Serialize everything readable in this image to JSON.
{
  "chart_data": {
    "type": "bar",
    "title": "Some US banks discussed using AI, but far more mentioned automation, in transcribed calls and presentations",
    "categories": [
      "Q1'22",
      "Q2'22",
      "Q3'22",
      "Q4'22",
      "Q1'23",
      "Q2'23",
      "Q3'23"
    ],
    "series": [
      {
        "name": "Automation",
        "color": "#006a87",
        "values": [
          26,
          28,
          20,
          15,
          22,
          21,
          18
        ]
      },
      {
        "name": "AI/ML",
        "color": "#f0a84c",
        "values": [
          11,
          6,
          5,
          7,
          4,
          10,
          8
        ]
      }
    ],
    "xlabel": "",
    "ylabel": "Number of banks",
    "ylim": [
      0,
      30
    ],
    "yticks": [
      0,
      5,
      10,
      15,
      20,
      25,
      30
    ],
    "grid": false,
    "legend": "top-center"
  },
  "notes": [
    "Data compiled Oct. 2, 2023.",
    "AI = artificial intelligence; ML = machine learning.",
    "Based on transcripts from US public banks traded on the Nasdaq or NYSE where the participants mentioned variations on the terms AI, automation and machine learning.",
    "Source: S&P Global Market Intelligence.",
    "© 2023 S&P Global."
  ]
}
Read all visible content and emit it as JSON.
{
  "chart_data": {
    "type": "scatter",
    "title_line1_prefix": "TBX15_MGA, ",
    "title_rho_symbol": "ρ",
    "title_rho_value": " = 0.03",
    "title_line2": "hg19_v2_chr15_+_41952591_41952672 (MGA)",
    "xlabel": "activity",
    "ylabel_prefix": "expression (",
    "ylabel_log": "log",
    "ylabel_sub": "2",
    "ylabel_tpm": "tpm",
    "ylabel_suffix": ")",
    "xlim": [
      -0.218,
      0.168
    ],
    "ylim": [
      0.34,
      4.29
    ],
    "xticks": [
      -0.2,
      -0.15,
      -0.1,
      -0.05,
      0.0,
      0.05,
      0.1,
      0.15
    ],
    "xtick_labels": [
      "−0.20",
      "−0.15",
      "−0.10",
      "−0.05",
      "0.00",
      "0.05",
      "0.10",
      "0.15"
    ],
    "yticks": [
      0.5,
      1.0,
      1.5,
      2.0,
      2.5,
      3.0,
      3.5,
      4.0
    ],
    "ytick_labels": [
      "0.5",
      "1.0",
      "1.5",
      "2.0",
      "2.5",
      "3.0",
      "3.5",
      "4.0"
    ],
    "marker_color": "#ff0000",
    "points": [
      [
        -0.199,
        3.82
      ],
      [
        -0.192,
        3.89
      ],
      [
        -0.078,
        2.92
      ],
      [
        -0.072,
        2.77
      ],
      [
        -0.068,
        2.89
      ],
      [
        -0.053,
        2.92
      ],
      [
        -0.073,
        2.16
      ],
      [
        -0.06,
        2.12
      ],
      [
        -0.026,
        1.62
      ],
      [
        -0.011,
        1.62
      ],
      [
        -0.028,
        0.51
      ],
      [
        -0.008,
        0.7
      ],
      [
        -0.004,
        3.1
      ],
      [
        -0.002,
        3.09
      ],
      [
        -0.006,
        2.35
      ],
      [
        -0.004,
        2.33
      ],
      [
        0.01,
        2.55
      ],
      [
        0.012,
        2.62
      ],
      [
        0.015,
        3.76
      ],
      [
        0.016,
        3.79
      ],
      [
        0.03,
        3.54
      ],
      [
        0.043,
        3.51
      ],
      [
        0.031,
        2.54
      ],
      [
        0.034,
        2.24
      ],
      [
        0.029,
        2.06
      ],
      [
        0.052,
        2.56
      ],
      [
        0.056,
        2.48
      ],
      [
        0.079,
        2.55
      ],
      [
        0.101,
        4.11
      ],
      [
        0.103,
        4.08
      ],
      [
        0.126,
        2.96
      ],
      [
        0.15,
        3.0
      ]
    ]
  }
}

+===+

Short exercise –
The records above must be output exactly, in full.

Written reply –
Serialize everything readable in this image to JSON.
{
  "chart_data": {
    "type": "bar",
    "title": "Some US banks discussed using AI, but far more mentioned automation, in transcribed calls and presentations",
    "categories": [
      "Q1'22",
      "Q2'22",
      "Q3'22",
      "Q4'22",
      "Q1'23",
      "Q2'23",
      "Q3'23"
    ],
    "series": [
      {
        "name": "Automation",
        "color": "#006a87",
        "values": [
          26,
          28,
          20,
          15,
          22,
          21,
          18
        ]
      },
      {
        "name": "AI/ML",
        "color": "#f0a84c",
        "values": [
          11,
          6,
          5,
          7,
          4,
          10,
          8
        ]
      }
    ],
    "xlabel": "",
    "ylabel": "Number of banks",
    "ylim": [
      0,
      30
    ],
    "yticks": [
      0,
      5,
      10,
      15,
      20,
      25,
      30
    ],
    "grid": false,
    "legend": "top-center"
  },
  "notes": [
    "Data compiled Oct. 2, 2023.",
    "AI = artificial intelligence; ML = machine learning.",
    "Based on transcripts from US public banks traded on the Nasdaq or NYSE where the participants mentioned variations on the terms AI, automation and machine learning.",
    "Source: S&P Global Market Intelligence.",
    "© 2023 S&P Global."
  ]
}
Read all visible content and emit it as JSON.
{
  "chart_data": {
    "type": "scatter",
    "title_line1_prefix": "TBX15_MGA, ",
    "title_rho_symbol": "ρ",
    "title_rho_value": " = 0.03",
    "title_line2": "hg19_v2_chr15_+_41952591_41952672 (MGA)",
    "xlabel": "activity",
    "ylabel_prefix": "expression (",
    "ylabel_log": "log",
    "ylabel_sub": "2",
    "ylabel_tpm": "tpm",
    "ylabel_suffix": ")",
    "xlim": [
      -0.218,
      0.168
    ],
    "ylim": [
      0.34,
      4.29
    ],
    "xticks": [
      -0.2,
      -0.15,
      -0.1,
      -0.05,
      0.0,
      0.05,
      0.1,
      0.15
    ],
    "xtick_labels": [
      "−0.20",
      "−0.15",
      "−0.10",
      "−0.05",
      "0.00",
      "0.05",
      "0.10",
      "0.15"
    ],
    "yticks": [
      0.5,
      1.0,
      1.5,
      2.0,
      2.5,
      3.0,
      3.5,
      4.0
    ],
    "ytick_labels": [
      "0.5",
      "1.0",
      "1.5",
      "2.0",
      "2.5",
      "3.0",
      "3.5",
      "4.0"
    ],
    "marker_color": "#ff0000",
    "points": [
      [
        -0.199,
        3.82
      ],
      [
        -0.192,
        3.89
      ],
      [
        -0.078,
        2.92
      ],
      [
        -0.072,
        2.77
      ],
      [
        -0.068,
        2.89
      ],
      [
        -0.053,
        2.92
      ],
      [
        -0.073,
        2.16
      ],
      [
        -0.06,
        2.12
      ],
      [
        -0.026,
        1.62
      ],
      [
        -0.011,
        1.62
      ],
      [
        -0.028,
        0.51
      ],
      [
        -0.008,
        0.7
      ],
      [
        -0.004,
        3.1
      ],
      [
        -0.002,
        3.09
      ],
      [
        -0.006,
        2.35
      ],
      [
        -0.004,
        2.33
      ],
      [
        0.01,
        2.55
      ],
      [
        0.012,
        2.62
      ],
      [
        0.015,
        3.76
      ],
      [
        0.016,
        3.79
      ],
      [
        0.03,
        3.54
      ],
      [
        0.043,
        3.51
      ],
      [
        0.031,
        2.54
      ],
      [
        0.034,
        2.24
      ],
      [
        0.029,
        2.06
      ],
      [
        0.052,
        2.56
      ],
      [
        0.056,
        2.48
      ],
      [
        0.079,
        2.55
      ],
      [
        0.101,
        4.11
      ],
      [
        0.103,
        4.08
      ],
      [
        0.126,
        2.96
      ],
      [
        0.15,
        3.0
      ]
    ]
  }
}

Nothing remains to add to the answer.